→ SHORT EXERCISE: Copy each line that contains the word "text".

——————————

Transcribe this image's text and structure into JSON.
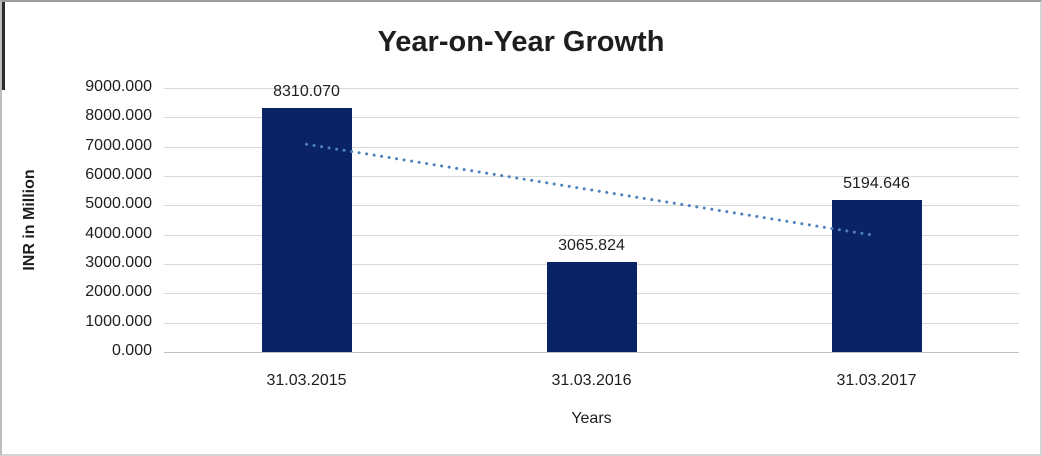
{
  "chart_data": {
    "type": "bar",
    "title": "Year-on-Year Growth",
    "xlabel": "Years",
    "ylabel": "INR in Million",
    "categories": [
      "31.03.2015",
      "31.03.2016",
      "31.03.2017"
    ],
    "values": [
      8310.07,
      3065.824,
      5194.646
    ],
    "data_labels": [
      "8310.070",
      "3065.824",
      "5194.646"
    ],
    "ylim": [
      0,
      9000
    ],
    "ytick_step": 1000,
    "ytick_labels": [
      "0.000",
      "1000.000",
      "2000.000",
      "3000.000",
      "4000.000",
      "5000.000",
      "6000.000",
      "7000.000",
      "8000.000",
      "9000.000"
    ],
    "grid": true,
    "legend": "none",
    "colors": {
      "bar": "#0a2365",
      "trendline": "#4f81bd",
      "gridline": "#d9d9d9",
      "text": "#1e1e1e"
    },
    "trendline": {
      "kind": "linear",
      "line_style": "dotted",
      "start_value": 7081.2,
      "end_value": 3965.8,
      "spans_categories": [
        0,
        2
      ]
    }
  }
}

——————————

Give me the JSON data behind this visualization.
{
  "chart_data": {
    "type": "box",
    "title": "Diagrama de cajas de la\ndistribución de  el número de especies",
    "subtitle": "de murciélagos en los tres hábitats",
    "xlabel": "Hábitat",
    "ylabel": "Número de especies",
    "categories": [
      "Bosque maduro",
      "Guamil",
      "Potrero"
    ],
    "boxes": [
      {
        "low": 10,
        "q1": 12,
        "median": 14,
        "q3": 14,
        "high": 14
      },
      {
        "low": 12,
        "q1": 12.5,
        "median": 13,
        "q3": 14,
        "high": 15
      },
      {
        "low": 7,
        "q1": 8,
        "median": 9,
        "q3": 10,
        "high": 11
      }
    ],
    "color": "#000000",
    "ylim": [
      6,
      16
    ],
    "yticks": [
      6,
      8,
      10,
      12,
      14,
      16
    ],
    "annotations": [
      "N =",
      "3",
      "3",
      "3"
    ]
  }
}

——————————

→ ANSWER TO THIS PROBLEM:
Transcribe this image's text and structure into JSON.
      "text": "#1e1e1e"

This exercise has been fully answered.